Exactly reproduce all the records, keeping pictures out of the copy.

= = =

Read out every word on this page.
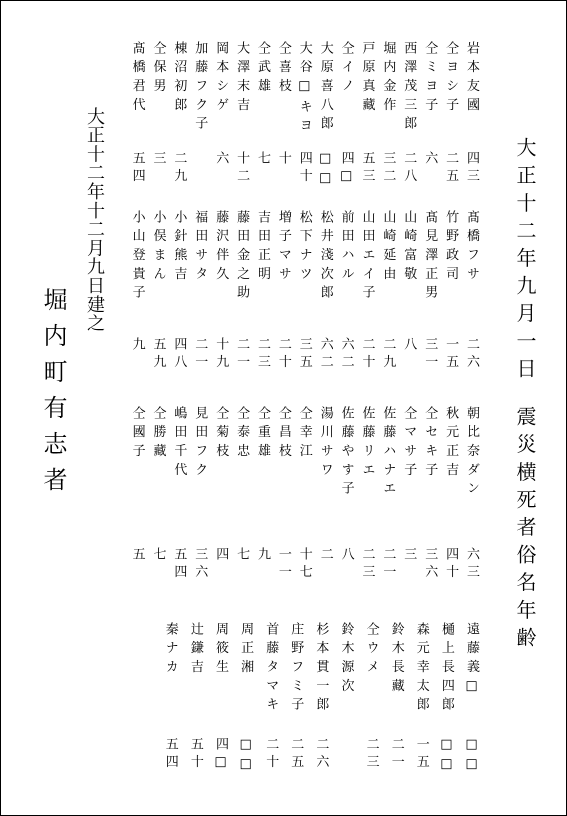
大正十二年九月一日
震災横死者俗名年齢
岩本友國
四三
仝ヨシ子
二五
仝ミヨ子
六
西澤茂三郎
二八
堀内金作
三二
戸原真藏
五三
仝イノ
四□
大原喜八郎
□□
大谷□キヨ
四十
仝喜枝
十
仝武雄
七
大澤末吉
十二
岡本シゲ
六
加藤フク子
棟沼初郎
二九
仝保男
三
髙橋君代
五四
髙橋フサ
二六
竹野政司
一五
髙見澤正男
三一
山崎富敬
八
山崎延由
二九
山田エイ子
二十
前田ハル
六二
松井淺次郎
六二
松下ナツ
三五
増子マサ
二十
吉田正明
二三
藤田金之助
二一
藤沢伴久
十九
福田サタ
二一
小針熊吉
四八
小俣まん
五九
小山登貴子
九
朝比奈ダン
六三
秋元正吉
四十
仝セキ子
三六
仝マサ子
三
佐藤ハナエ
二一
佐藤リエ
二三
佐藤やす子
八
湯川サワ
二
仝幸江
十七
仝昌枝
一一
仝重雄
九
仝泰忠
七
仝菊枝
四
見田フク
三六
嶋田千代
五四
仝勝藏
七
仝國子
五
遠藤義□
□□
樋上長四郎
□□
森元幸太郎
一五
鈴木長藏
二一
仝ウメ
二三
鈴木源次
杉本貫一郎
二六
庄野フミ子
二五
首藤タマキ
二十
周正湘
□□
周筱生
四□
辻鎌吉
五十
秦ナカ
五四
大正十二年十二月九日建之
堀内町有志者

= = =

Correct response:
Read out every word on this page.
大正十二年九月一日
震災横死者俗名年齢
岩本友國
四三
仝ヨシ子
二五
仝ミヨ子
六
西澤茂三郎
二八
堀内金作
三二
戸原真藏
五三
仝イノ
四□
大原喜八郎
□□
大谷□キヨ
四十
仝喜枝
十
仝武雄
七
大澤末吉
十二
岡本シゲ
六
加藤フク子
棟沼初郎
二九
仝保男
三
髙橋君代
五四
髙橋フサ
二六
竹野政司
一五
髙見澤正男
三一
山崎富敬
八
山崎延由
二九
山田エイ子
二十
前田ハル
六二
松井淺次郎
六二
松下ナツ
三五
増子マサ
二十
吉田正明
二三
藤田金之助
二一
藤沢伴久
十九
福田サタ
二一
小針熊吉
四八
小俣まん
五九
小山登貴子
九
朝比奈ダン
六三
秋元正吉
四十
仝セキ子
三六
仝マサ子
三
佐藤ハナエ
二一
佐藤リエ
二三
佐藤やす子
八
湯川サワ
二
仝幸江
十七
仝昌枝
一一
仝重雄
九
仝泰忠
七
仝菊枝
四
見田フク
三六
嶋田千代
五四
仝勝藏
七
仝國子
五
遠藤義□
□□
樋上長四郎
□□
森元幸太郎
一五
鈴木長藏
二一
仝ウメ
二三
鈴木源次
杉本貫一郎
二六
庄野フミ子
二五
首藤タマキ
二十
周正湘
□□
周筱生
四□
辻鎌吉
五十
秦ナカ
五四
大正十二年十二月九日建之
堀内町有志者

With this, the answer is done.